----- Information given
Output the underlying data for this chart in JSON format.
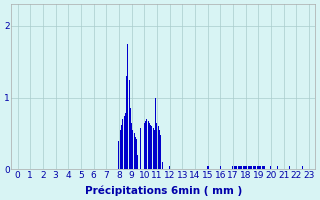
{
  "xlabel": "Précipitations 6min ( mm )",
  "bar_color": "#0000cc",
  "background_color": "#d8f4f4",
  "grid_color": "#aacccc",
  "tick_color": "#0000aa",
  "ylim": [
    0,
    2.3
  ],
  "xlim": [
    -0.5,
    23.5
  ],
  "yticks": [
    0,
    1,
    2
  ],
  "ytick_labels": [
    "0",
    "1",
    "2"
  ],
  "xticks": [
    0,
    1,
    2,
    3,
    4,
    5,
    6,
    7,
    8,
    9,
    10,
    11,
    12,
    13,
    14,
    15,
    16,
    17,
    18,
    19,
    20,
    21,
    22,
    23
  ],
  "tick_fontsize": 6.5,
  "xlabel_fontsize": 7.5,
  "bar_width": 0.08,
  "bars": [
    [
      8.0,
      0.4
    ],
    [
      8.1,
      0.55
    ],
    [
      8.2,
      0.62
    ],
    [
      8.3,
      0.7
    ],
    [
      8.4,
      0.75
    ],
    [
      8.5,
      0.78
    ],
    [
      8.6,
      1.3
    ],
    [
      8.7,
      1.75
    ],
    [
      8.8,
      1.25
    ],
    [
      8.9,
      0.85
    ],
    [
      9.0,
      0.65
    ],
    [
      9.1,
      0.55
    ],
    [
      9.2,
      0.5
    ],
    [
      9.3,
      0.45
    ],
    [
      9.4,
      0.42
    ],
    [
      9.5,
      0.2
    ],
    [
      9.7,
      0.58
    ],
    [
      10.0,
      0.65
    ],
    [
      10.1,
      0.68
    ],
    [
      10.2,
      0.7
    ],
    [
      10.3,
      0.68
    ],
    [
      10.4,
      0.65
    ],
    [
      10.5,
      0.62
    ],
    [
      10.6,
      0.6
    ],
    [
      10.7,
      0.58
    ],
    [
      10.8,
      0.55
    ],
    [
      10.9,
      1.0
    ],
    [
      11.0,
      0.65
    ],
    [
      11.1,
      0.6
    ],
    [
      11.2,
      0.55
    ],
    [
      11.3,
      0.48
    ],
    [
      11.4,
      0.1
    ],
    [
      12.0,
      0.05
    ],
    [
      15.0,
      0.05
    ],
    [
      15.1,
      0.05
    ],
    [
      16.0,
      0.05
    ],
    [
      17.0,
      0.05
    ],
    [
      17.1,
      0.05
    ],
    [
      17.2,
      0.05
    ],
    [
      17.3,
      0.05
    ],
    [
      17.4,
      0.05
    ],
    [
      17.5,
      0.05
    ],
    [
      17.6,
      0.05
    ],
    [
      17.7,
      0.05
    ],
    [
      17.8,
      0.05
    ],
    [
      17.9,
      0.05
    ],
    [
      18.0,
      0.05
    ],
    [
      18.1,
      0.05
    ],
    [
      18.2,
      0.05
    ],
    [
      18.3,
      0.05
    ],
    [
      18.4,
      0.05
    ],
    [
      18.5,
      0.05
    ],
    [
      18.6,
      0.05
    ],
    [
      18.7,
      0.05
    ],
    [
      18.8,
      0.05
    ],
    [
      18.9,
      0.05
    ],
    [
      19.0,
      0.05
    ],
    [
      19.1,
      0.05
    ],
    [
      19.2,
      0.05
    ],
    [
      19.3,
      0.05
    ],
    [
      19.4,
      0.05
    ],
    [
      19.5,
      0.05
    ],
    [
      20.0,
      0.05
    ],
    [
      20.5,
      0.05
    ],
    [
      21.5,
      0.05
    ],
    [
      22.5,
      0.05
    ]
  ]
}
----------
----- Information given
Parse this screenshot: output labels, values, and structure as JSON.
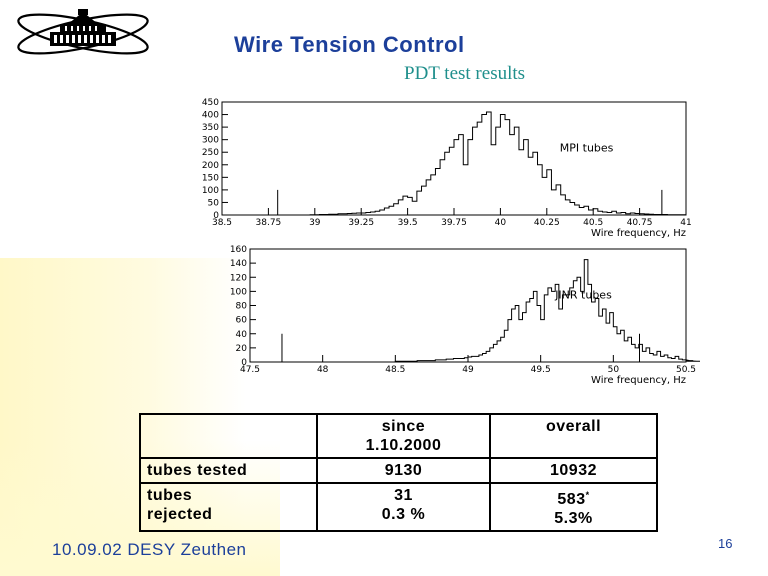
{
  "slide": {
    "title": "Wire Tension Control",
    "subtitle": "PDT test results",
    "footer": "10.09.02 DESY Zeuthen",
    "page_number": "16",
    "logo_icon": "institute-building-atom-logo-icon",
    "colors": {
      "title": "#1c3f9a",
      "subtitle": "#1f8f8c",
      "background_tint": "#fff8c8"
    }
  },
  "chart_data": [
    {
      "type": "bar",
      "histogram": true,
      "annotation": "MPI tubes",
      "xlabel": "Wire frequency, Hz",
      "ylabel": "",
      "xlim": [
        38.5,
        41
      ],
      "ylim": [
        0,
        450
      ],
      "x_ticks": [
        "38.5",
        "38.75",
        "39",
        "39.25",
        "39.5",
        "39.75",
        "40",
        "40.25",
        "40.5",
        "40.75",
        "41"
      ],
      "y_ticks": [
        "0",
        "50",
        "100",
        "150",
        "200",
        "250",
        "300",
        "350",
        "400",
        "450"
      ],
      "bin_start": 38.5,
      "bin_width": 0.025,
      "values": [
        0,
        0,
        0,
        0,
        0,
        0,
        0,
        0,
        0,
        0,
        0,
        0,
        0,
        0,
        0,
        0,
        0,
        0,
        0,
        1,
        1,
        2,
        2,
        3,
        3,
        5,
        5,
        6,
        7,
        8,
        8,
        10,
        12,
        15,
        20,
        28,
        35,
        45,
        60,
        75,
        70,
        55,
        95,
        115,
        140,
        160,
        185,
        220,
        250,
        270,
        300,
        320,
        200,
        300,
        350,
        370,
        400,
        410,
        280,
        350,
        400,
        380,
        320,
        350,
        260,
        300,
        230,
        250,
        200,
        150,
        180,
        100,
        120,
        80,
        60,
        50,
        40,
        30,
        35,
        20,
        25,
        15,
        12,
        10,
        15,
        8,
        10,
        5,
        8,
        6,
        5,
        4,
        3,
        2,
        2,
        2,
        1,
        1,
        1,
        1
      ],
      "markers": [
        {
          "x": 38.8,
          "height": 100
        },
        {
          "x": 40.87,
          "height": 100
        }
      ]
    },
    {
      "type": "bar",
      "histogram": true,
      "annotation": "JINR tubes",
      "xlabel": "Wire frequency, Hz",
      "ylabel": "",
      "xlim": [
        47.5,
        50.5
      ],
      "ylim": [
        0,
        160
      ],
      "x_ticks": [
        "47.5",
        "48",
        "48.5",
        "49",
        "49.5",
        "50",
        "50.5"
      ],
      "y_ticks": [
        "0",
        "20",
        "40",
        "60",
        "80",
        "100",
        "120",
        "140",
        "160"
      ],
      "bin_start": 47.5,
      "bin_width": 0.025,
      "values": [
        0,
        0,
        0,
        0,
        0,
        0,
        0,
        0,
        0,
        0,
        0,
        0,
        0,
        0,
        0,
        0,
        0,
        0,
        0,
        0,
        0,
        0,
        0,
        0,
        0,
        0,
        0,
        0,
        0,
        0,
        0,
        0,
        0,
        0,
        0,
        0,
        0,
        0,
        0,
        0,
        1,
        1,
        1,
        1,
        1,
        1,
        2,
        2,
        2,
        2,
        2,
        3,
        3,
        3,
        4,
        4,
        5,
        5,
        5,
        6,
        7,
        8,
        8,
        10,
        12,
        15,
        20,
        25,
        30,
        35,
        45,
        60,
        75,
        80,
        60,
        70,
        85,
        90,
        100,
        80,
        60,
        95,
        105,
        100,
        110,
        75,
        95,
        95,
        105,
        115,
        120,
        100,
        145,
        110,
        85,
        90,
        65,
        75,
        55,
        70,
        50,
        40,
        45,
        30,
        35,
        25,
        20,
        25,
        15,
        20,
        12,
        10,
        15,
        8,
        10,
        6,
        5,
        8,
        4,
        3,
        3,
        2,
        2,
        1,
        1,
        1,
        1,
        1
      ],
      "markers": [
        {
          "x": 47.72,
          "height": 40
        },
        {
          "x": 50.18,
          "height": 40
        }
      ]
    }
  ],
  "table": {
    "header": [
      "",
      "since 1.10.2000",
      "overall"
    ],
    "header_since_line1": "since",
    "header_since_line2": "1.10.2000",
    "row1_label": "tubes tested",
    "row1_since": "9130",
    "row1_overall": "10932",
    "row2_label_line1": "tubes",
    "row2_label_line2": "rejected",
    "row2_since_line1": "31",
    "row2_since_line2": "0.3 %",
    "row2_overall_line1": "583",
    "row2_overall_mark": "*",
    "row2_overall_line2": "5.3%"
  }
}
----------
----- Information given
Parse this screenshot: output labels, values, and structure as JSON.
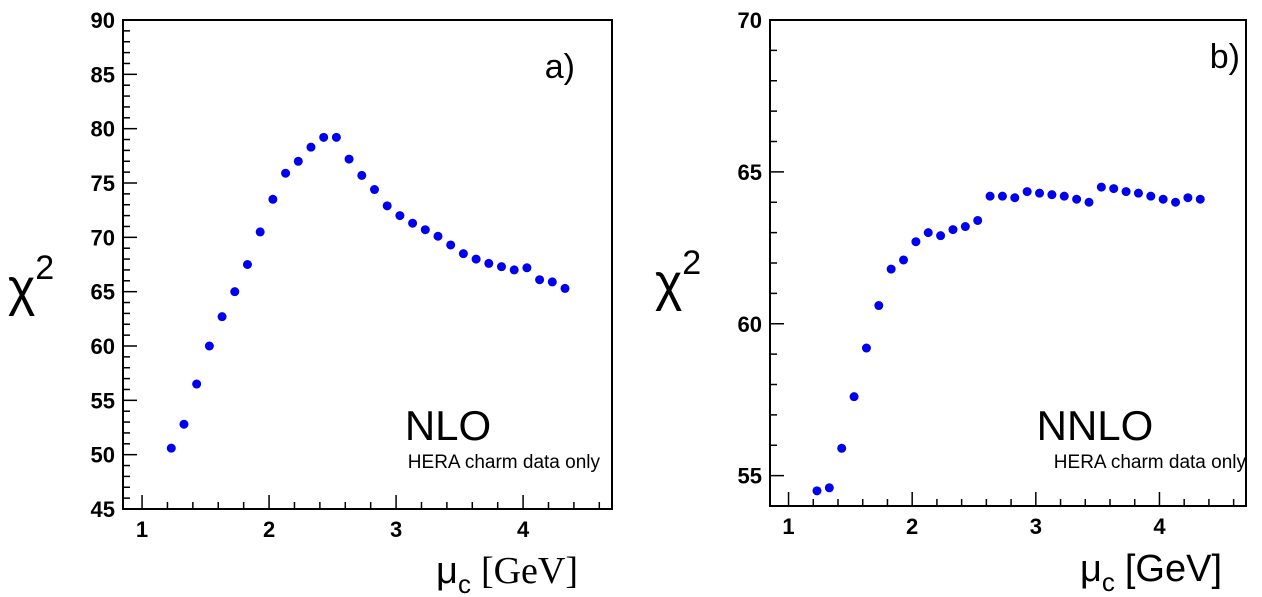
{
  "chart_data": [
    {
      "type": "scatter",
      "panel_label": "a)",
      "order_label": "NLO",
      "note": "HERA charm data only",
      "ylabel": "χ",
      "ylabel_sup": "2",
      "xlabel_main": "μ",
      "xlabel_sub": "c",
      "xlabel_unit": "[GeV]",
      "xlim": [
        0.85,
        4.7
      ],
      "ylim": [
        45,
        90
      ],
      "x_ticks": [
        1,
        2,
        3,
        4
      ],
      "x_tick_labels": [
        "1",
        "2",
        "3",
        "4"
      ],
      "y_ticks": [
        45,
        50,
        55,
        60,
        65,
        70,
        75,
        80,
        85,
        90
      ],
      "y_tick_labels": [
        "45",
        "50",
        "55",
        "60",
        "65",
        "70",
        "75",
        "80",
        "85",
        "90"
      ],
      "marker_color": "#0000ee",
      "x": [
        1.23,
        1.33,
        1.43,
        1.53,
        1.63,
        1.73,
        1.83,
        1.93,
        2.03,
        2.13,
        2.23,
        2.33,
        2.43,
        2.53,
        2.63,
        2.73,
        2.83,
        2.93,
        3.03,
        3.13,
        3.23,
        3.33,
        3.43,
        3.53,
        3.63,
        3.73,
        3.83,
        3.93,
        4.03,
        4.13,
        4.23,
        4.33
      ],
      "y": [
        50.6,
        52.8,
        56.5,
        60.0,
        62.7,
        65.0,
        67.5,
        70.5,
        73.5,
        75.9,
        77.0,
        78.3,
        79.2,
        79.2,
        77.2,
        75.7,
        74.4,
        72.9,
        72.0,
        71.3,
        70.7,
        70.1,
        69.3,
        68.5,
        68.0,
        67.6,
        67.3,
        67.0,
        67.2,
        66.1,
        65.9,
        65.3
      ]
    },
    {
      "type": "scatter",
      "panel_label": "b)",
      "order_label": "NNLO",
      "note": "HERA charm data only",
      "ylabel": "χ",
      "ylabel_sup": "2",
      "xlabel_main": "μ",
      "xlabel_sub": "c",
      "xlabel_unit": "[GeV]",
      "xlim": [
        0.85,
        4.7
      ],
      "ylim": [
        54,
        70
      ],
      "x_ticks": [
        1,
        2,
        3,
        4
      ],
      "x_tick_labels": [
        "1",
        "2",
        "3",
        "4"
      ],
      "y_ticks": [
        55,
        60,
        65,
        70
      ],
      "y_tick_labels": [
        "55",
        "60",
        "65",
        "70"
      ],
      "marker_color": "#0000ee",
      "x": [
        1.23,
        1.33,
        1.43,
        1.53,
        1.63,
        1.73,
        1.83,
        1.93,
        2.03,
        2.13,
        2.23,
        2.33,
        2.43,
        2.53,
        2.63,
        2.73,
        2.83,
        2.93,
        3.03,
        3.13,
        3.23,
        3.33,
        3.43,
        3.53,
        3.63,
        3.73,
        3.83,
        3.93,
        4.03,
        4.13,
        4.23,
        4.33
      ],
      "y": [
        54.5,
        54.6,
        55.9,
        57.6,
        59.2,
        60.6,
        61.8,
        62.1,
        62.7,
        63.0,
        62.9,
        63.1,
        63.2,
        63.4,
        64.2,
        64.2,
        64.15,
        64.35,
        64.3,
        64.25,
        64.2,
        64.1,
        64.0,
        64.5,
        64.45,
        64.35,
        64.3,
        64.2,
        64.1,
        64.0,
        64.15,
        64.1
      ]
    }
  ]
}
----------
▶ **Directions**: Provide only the number of lines in the entries that hold the word "subtitle".

▶ **Answer to the problem**: 2